◆ Instruction
Copy the data that follows exactly. Include no pictures.

Records from a data collection

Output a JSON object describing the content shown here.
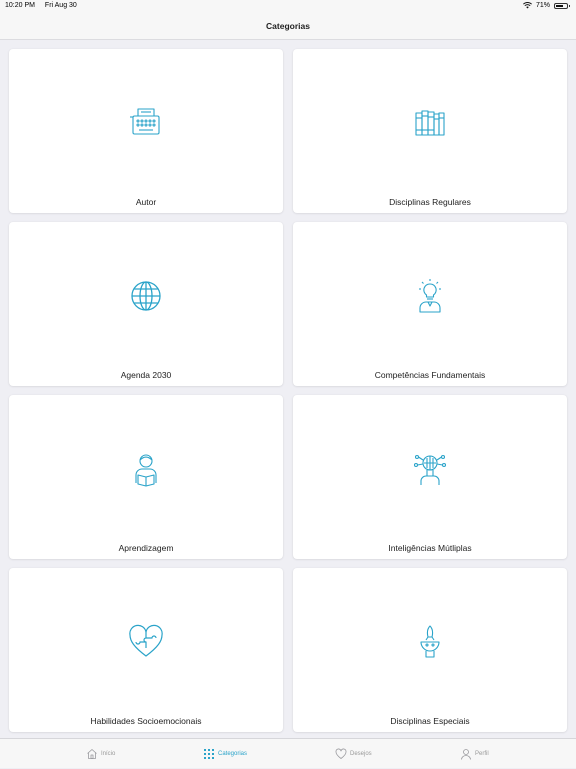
{
  "status": {
    "time": "10:20 PM",
    "date": "Fri Aug 30",
    "battery": "71%",
    "battery_level": 0.71
  },
  "header": {
    "title": "Categorias"
  },
  "categories": [
    {
      "label": "Autor",
      "icon": "typewriter-icon"
    },
    {
      "label": "Disciplinas Regulares",
      "icon": "books-icon"
    },
    {
      "label": "Agenda 2030",
      "icon": "globe-icon"
    },
    {
      "label": "Competências Fundamentais",
      "icon": "lightbulb-person-icon"
    },
    {
      "label": "Aprendizagem",
      "icon": "reading-person-icon"
    },
    {
      "label": "Inteligências Mútliplas",
      "icon": "brain-network-icon"
    },
    {
      "label": "Habilidades Socioemocionais",
      "icon": "heart-puzzle-icon"
    },
    {
      "label": "Disciplinas Especiais",
      "icon": "rocket-head-icon"
    }
  ],
  "tabs": [
    {
      "label": "Início",
      "icon": "home-icon",
      "active": false
    },
    {
      "label": "Categorias",
      "icon": "grid-icon",
      "active": true
    },
    {
      "label": "Desejos",
      "icon": "heart-icon",
      "active": false
    },
    {
      "label": "Perfil",
      "icon": "person-icon",
      "active": false
    }
  ],
  "colors": {
    "accent": "#2aa3c9",
    "background": "#efeff4",
    "card": "#ffffff"
  }
}
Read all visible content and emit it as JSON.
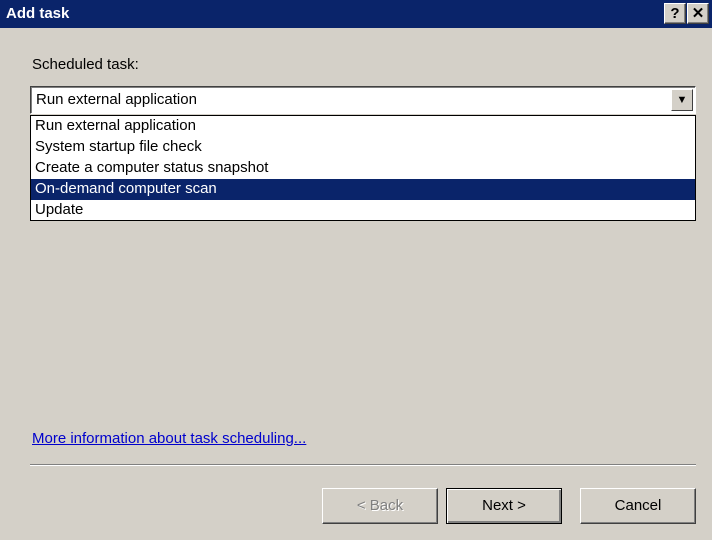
{
  "window": {
    "title": "Add task",
    "help_button": "?",
    "close_button": "✕"
  },
  "form": {
    "scheduled_task_label": "Scheduled task:",
    "selected_value": "Run external application",
    "dropdown_arrow": "▼",
    "options": [
      "Run external application",
      "System startup file check",
      "Create a computer status snapshot",
      "On-demand computer scan",
      "Update"
    ],
    "highlighted_index": 3
  },
  "link": {
    "text": "More information about task scheduling..."
  },
  "buttons": {
    "back": "< Back",
    "next": "Next >",
    "cancel": "Cancel"
  },
  "colors": {
    "titlebar": "#0a246a",
    "dialog_bg": "#d4d0c8",
    "selection": "#0a246a",
    "link": "#0000cc"
  }
}
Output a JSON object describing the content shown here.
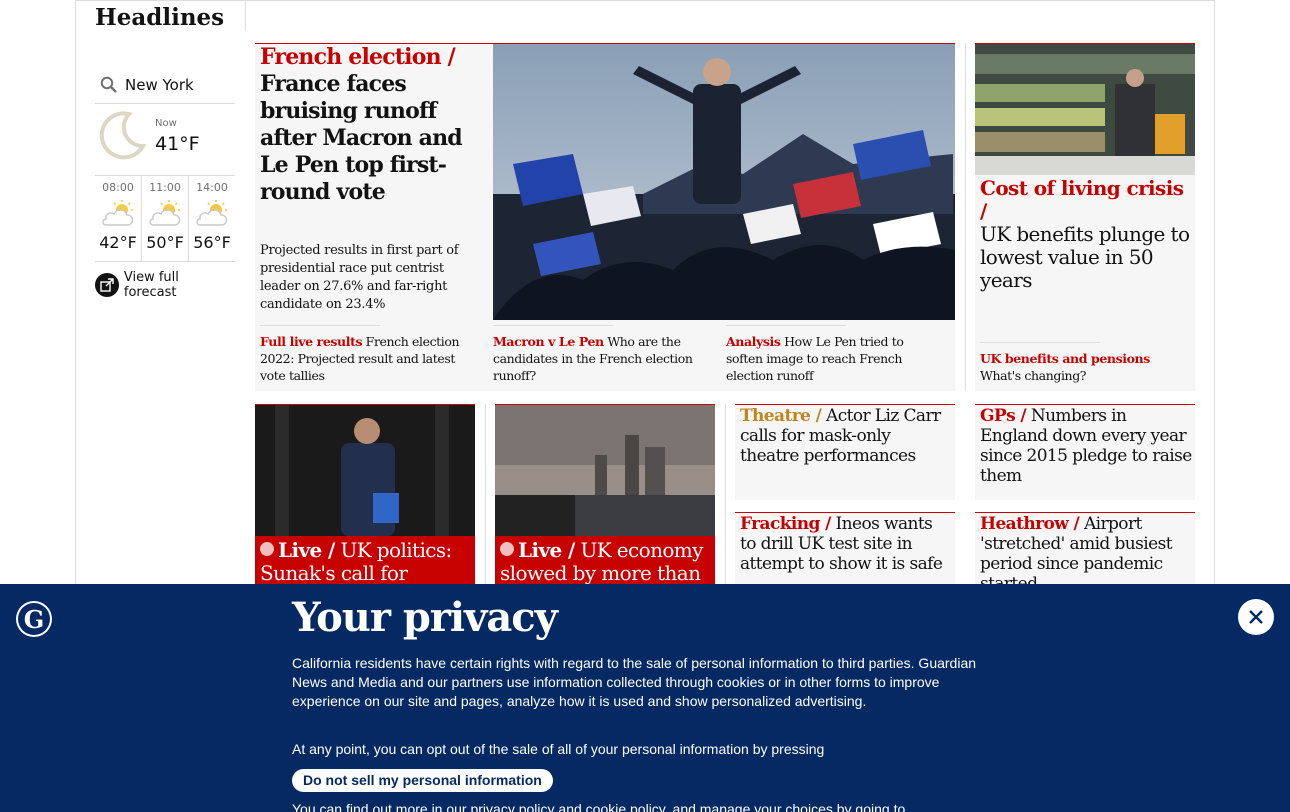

◆ Output below
Output a JSON object describing the content shown here.
{
  "status": {
    "time": "10:20 PM",
    "date": "Fri Aug 30",
    "battery": "71%",
    "battery_level": 0.71
  },
  "header": {
    "title": "Categorias"
  },
  "categories": [
    {
      "label": "Autor",
      "icon": "typewriter-icon"
    },
    {
      "label": "Disciplinas Regulares",
      "icon": "books-icon"
    },
    {
      "label": "Agenda 2030",
      "icon": "globe-icon"
    },
    {
      "label": "Competências Fundamentais",
      "icon": "lightbulb-person-icon"
    },
    {
      "label": "Aprendizagem",
      "icon": "reading-person-icon"
    },
    {
      "label": "Inteligências Mútliplas",
      "icon": "brain-network-icon"
    },
    {
      "label": "Habilidades Socioemocionais",
      "icon": "heart-puzzle-icon"
    },
    {
      "label": "Disciplinas Especiais",
      "icon": "rocket-head-icon"
    }
  ],
  "tabs": [
    {
      "label": "Início",
      "icon": "home-icon",
      "active": false
    },
    {
      "label": "Categorias",
      "icon": "grid-icon",
      "active": true
    },
    {
      "label": "Desejos",
      "icon": "heart-icon",
      "active": false
    },
    {
      "label": "Perfil",
      "icon": "person-icon",
      "active": false
    }
  ],
  "colors": {
    "accent": "#2aa3c9",
    "background": "#efeff4",
    "card": "#ffffff"
  }
}
Read all visible content and emit it as JSON.
{
  "window": {
    "title": "Add task",
    "help_button": "?",
    "close_button": "✕"
  },
  "form": {
    "scheduled_task_label": "Scheduled task:",
    "selected_value": "Run external application",
    "dropdown_arrow": "▼",
    "options": [
      "Run external application",
      "System startup file check",
      "Create a computer status snapshot",
      "On-demand computer scan",
      "Update"
    ],
    "highlighted_index": 3
  },
  "link": {
    "text": "More information about task scheduling..."
  },
  "buttons": {
    "back": "< Back",
    "next": "Next >",
    "cancel": "Cancel"
  },
  "colors": {
    "titlebar": "#0a246a",
    "dialog_bg": "#d4d0c8",
    "selection": "#0a246a",
    "link": "#0000cc"
  }
}
Output a JSON object describing the content shown here.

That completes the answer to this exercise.